◆ Task description ◆
Take the data below and repeat it exactly.

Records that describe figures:
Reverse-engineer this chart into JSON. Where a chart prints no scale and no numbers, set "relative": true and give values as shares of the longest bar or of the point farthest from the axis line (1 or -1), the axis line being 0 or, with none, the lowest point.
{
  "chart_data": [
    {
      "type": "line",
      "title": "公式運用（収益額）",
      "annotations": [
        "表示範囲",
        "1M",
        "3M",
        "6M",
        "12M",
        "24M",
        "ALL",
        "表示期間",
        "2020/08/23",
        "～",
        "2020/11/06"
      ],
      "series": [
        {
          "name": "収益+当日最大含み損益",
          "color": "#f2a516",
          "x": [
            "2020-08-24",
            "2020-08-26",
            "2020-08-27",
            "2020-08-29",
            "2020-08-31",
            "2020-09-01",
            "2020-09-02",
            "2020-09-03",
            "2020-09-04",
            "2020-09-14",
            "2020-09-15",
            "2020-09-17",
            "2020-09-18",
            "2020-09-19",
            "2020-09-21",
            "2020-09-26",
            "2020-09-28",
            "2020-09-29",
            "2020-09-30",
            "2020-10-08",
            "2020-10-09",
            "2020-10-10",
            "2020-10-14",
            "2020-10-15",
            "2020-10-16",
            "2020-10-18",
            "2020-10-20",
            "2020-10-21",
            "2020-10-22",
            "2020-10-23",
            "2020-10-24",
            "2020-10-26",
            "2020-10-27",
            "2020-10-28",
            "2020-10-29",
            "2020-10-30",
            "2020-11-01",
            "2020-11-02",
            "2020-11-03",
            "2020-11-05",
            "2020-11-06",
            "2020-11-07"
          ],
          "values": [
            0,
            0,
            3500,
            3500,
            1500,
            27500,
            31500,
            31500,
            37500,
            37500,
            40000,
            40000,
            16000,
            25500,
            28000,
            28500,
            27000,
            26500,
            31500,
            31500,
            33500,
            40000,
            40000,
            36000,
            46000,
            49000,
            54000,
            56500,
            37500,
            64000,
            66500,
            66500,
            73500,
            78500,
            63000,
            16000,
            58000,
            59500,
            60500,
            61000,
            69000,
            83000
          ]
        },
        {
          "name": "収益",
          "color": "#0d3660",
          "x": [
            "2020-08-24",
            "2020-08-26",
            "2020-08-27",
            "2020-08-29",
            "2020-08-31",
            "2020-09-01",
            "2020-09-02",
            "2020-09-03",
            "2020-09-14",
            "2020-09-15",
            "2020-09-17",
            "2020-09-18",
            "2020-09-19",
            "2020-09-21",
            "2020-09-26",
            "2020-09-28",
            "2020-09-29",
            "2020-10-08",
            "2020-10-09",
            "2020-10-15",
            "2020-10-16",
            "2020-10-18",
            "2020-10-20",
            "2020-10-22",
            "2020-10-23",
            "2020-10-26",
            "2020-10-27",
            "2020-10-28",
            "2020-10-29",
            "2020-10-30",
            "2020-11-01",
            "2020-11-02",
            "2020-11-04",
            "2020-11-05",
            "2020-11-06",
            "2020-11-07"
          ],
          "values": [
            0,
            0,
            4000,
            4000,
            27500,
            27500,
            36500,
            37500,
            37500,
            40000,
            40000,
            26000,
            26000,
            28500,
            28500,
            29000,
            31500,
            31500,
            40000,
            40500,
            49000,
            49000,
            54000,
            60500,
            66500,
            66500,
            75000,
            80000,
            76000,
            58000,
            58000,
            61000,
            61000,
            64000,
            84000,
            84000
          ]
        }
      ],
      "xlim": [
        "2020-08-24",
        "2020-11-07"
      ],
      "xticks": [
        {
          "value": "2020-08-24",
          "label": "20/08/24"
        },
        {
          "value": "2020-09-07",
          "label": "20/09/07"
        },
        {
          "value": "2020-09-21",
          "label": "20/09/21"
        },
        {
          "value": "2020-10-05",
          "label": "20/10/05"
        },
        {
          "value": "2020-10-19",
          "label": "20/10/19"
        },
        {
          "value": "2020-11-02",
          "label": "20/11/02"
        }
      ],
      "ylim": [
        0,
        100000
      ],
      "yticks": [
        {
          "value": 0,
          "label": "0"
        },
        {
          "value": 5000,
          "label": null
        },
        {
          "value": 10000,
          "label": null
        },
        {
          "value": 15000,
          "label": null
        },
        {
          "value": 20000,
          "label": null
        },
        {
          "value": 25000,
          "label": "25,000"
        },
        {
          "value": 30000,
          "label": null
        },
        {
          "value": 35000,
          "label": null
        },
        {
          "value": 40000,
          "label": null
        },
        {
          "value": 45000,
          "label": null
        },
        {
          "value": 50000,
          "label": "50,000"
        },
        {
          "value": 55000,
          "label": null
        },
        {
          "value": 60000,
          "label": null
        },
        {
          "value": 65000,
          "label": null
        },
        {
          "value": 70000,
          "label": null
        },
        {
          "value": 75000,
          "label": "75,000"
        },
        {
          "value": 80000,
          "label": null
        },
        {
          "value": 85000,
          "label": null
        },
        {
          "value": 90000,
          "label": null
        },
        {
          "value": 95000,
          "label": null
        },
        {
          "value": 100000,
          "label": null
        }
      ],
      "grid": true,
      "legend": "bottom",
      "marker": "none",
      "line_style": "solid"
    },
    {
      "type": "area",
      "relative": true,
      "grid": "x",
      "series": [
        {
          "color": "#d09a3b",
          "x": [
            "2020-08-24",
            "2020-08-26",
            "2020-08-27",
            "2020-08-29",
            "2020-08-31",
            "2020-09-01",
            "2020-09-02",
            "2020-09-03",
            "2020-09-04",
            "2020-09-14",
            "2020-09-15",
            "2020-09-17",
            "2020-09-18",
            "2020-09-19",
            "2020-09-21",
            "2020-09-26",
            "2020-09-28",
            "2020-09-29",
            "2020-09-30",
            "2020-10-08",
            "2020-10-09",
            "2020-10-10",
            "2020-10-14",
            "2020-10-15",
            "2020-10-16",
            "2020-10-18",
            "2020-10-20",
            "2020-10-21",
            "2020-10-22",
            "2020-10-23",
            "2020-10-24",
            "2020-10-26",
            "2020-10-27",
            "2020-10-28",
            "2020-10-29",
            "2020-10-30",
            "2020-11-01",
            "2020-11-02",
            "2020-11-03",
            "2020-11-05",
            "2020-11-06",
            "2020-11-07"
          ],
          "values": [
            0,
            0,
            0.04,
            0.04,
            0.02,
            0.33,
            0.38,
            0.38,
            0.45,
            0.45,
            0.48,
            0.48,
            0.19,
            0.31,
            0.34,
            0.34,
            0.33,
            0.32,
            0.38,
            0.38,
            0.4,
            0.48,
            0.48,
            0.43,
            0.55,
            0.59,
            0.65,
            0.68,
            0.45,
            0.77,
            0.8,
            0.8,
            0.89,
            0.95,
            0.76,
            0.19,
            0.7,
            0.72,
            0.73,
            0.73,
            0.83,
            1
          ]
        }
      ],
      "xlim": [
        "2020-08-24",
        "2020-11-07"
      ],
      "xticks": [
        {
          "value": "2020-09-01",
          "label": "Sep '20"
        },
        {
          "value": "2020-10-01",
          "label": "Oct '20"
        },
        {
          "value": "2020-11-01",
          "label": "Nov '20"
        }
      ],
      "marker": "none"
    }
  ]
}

◆ Solution ◆
Reverse-engineer this chart into JSON. Where a chart prints no scale and no numbers, set "relative": true and give values as shares of the longest bar or of the point farthest from the axis line (1 or -1), the axis line being 0 or, with none, the lowest point.
{
  "chart_data": [
    {
      "type": "line",
      "title": "公式運用（収益額）",
      "annotations": [
        "表示範囲",
        "1M",
        "3M",
        "6M",
        "12M",
        "24M",
        "ALL",
        "表示期間",
        "2020/08/23",
        "～",
        "2020/11/06"
      ],
      "series": [
        {
          "name": "収益+当日最大含み損益",
          "color": "#f2a516",
          "x": [
            "2020-08-24",
            "2020-08-26",
            "2020-08-27",
            "2020-08-29",
            "2020-08-31",
            "2020-09-01",
            "2020-09-02",
            "2020-09-03",
            "2020-09-04",
            "2020-09-14",
            "2020-09-15",
            "2020-09-17",
            "2020-09-18",
            "2020-09-19",
            "2020-09-21",
            "2020-09-26",
            "2020-09-28",
            "2020-09-29",
            "2020-09-30",
            "2020-10-08",
            "2020-10-09",
            "2020-10-10",
            "2020-10-14",
            "2020-10-15",
            "2020-10-16",
            "2020-10-18",
            "2020-10-20",
            "2020-10-21",
            "2020-10-22",
            "2020-10-23",
            "2020-10-24",
            "2020-10-26",
            "2020-10-27",
            "2020-10-28",
            "2020-10-29",
            "2020-10-30",
            "2020-11-01",
            "2020-11-02",
            "2020-11-03",
            "2020-11-05",
            "2020-11-06",
            "2020-11-07"
          ],
          "values": [
            0,
            0,
            3500,
            3500,
            1500,
            27500,
            31500,
            31500,
            37500,
            37500,
            40000,
            40000,
            16000,
            25500,
            28000,
            28500,
            27000,
            26500,
            31500,
            31500,
            33500,
            40000,
            40000,
            36000,
            46000,
            49000,
            54000,
            56500,
            37500,
            64000,
            66500,
            66500,
            73500,
            78500,
            63000,
            16000,
            58000,
            59500,
            60500,
            61000,
            69000,
            83000
          ]
        },
        {
          "name": "収益",
          "color": "#0d3660",
          "x": [
            "2020-08-24",
            "2020-08-26",
            "2020-08-27",
            "2020-08-29",
            "2020-08-31",
            "2020-09-01",
            "2020-09-02",
            "2020-09-03",
            "2020-09-14",
            "2020-09-15",
            "2020-09-17",
            "2020-09-18",
            "2020-09-19",
            "2020-09-21",
            "2020-09-26",
            "2020-09-28",
            "2020-09-29",
            "2020-10-08",
            "2020-10-09",
            "2020-10-15",
            "2020-10-16",
            "2020-10-18",
            "2020-10-20",
            "2020-10-22",
            "2020-10-23",
            "2020-10-26",
            "2020-10-27",
            "2020-10-28",
            "2020-10-29",
            "2020-10-30",
            "2020-11-01",
            "2020-11-02",
            "2020-11-04",
            "2020-11-05",
            "2020-11-06",
            "2020-11-07"
          ],
          "values": [
            0,
            0,
            4000,
            4000,
            27500,
            27500,
            36500,
            37500,
            37500,
            40000,
            40000,
            26000,
            26000,
            28500,
            28500,
            29000,
            31500,
            31500,
            40000,
            40500,
            49000,
            49000,
            54000,
            60500,
            66500,
            66500,
            75000,
            80000,
            76000,
            58000,
            58000,
            61000,
            61000,
            64000,
            84000,
            84000
          ]
        }
      ],
      "xlim": [
        "2020-08-24",
        "2020-11-07"
      ],
      "xticks": [
        {
          "value": "2020-08-24",
          "label": "20/08/24"
        },
        {
          "value": "2020-09-07",
          "label": "20/09/07"
        },
        {
          "value": "2020-09-21",
          "label": "20/09/21"
        },
        {
          "value": "2020-10-05",
          "label": "20/10/05"
        },
        {
          "value": "2020-10-19",
          "label": "20/10/19"
        },
        {
          "value": "2020-11-02",
          "label": "20/11/02"
        }
      ],
      "ylim": [
        0,
        100000
      ],
      "yticks": [
        {
          "value": 0,
          "label": "0"
        },
        {
          "value": 5000,
          "label": null
        },
        {
          "value": 10000,
          "label": null
        },
        {
          "value": 15000,
          "label": null
        },
        {
          "value": 20000,
          "label": null
        },
        {
          "value": 25000,
          "label": "25,000"
        },
        {
          "value": 30000,
          "label": null
        },
        {
          "value": 35000,
          "label": null
        },
        {
          "value": 40000,
          "label": null
        },
        {
          "value": 45000,
          "label": null
        },
        {
          "value": 50000,
          "label": "50,000"
        },
        {
          "value": 55000,
          "label": null
        },
        {
          "value": 60000,
          "label": null
        },
        {
          "value": 65000,
          "label": null
        },
        {
          "value": 70000,
          "label": null
        },
        {
          "value": 75000,
          "label": "75,000"
        },
        {
          "value": 80000,
          "label": null
        },
        {
          "value": 85000,
          "label": null
        },
        {
          "value": 90000,
          "label": null
        },
        {
          "value": 95000,
          "label": null
        },
        {
          "value": 100000,
          "label": null
        }
      ],
      "grid": true,
      "legend": "bottom",
      "marker": "none",
      "line_style": "solid"
    },
    {
      "type": "area",
      "relative": true,
      "grid": "x",
      "series": [
        {
          "color": "#d09a3b",
          "x": [
            "2020-08-24",
            "2020-08-26",
            "2020-08-27",
            "2020-08-29",
            "2020-08-31",
            "2020-09-01",
            "2020-09-02",
            "2020-09-03",
            "2020-09-04",
            "2020-09-14",
            "2020-09-15",
            "2020-09-17",
            "2020-09-18",
            "2020-09-19",
            "2020-09-21",
            "2020-09-26",
            "2020-09-28",
            "2020-09-29",
            "2020-09-30",
            "2020-10-08",
            "2020-10-09",
            "2020-10-10",
            "2020-10-14",
            "2020-10-15",
            "2020-10-16",
            "2020-10-18",
            "2020-10-20",
            "2020-10-21",
            "2020-10-22",
            "2020-10-23",
            "2020-10-24",
            "2020-10-26",
            "2020-10-27",
            "2020-10-28",
            "2020-10-29",
            "2020-10-30",
            "2020-11-01",
            "2020-11-02",
            "2020-11-03",
            "2020-11-05",
            "2020-11-06",
            "2020-11-07"
          ],
          "values": [
            0,
            0,
            0.04,
            0.04,
            0.02,
            0.33,
            0.38,
            0.38,
            0.45,
            0.45,
            0.48,
            0.48,
            0.19,
            0.31,
            0.34,
            0.34,
            0.33,
            0.32,
            0.38,
            0.38,
            0.4,
            0.48,
            0.48,
            0.43,
            0.55,
            0.59,
            0.65,
            0.68,
            0.45,
            0.77,
            0.8,
            0.8,
            0.89,
            0.95,
            0.76,
            0.19,
            0.7,
            0.72,
            0.73,
            0.73,
            0.83,
            1
          ]
        }
      ],
      "xlim": [
        "2020-08-24",
        "2020-11-07"
      ],
      "xticks": [
        {
          "value": "2020-09-01",
          "label": "Sep '20"
        },
        {
          "value": "2020-10-01",
          "label": "Oct '20"
        },
        {
          "value": "2020-11-01",
          "label": "Nov '20"
        }
      ],
      "marker": "none"
    }
  ]
}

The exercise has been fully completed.